> YOUR TASK
Copy out the lines that follow word for word, omitting the picture.

> SUPPLIED MATERIAL

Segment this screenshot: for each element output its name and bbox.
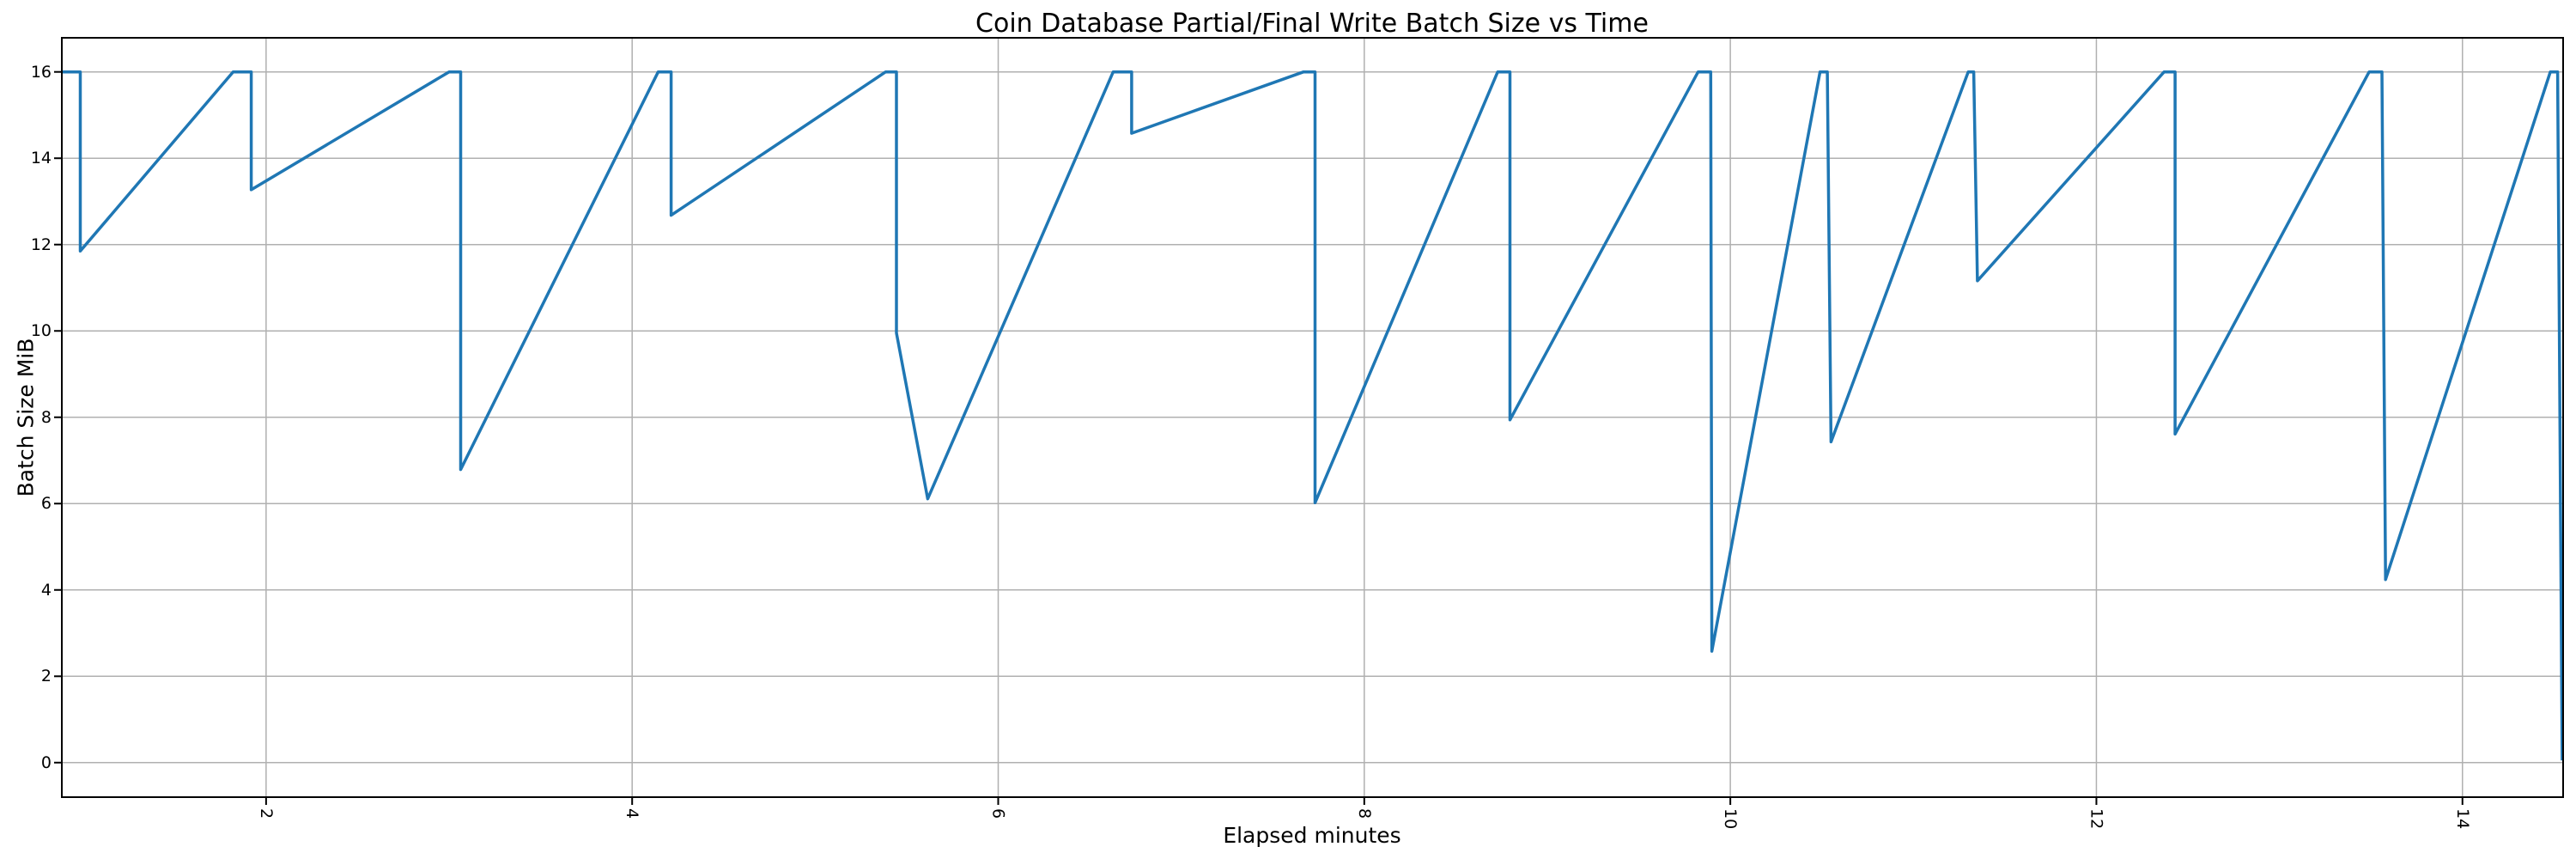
y-tick-label: 4 bbox=[40, 580, 52, 600]
x-tick-label: 6 bbox=[988, 808, 1008, 819]
x-tick-label: 8 bbox=[1354, 808, 1374, 819]
data-line bbox=[62, 70, 2564, 761]
y-tick-label: 6 bbox=[40, 494, 52, 514]
y-tick-label: 16 bbox=[30, 62, 52, 82]
y-tick-label: 14 bbox=[30, 149, 52, 168]
y-tick-label: 2 bbox=[40, 667, 52, 686]
x-tick-label: 14 bbox=[2452, 808, 2472, 830]
x-tick-label: 2 bbox=[256, 808, 276, 819]
y-tick-label: 12 bbox=[30, 235, 52, 254]
x-tick-label: 12 bbox=[2087, 808, 2106, 830]
x-tick-label: 4 bbox=[623, 808, 642, 819]
y-tick-label: 10 bbox=[30, 321, 52, 341]
y-tick-label: 0 bbox=[40, 752, 52, 772]
x-tick-label: 10 bbox=[1721, 808, 1741, 830]
y-tick-label: 8 bbox=[40, 407, 52, 427]
x-axis-label: Elapsed minutes bbox=[1223, 823, 1401, 848]
chart-title: Coin Database Partial/Final Write Batch … bbox=[975, 9, 1649, 39]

> WRITTEN SOLUTION
Segment this screenshot: for each element output its name and bbox.
y-tick-label: 4 bbox=[40, 580, 52, 600]
x-tick-label: 6 bbox=[988, 808, 1008, 819]
x-tick-label: 8 bbox=[1354, 808, 1374, 819]
data-line bbox=[62, 70, 2564, 761]
y-tick-label: 6 bbox=[40, 494, 52, 514]
y-tick-label: 16 bbox=[30, 62, 52, 82]
y-tick-label: 14 bbox=[30, 149, 52, 168]
y-tick-label: 2 bbox=[40, 667, 52, 686]
x-tick-label: 14 bbox=[2452, 808, 2472, 830]
x-tick-label: 2 bbox=[256, 808, 276, 819]
y-tick-label: 12 bbox=[30, 235, 52, 254]
x-tick-label: 12 bbox=[2087, 808, 2106, 830]
x-tick-label: 4 bbox=[623, 808, 642, 819]
y-tick-label: 10 bbox=[30, 321, 52, 341]
y-tick-label: 0 bbox=[40, 752, 52, 772]
x-tick-label: 10 bbox=[1721, 808, 1741, 830]
y-tick-label: 8 bbox=[40, 407, 52, 427]
x-axis-label: Elapsed minutes bbox=[1223, 823, 1401, 848]
chart-title: Coin Database Partial/Final Write Batch … bbox=[975, 9, 1649, 39]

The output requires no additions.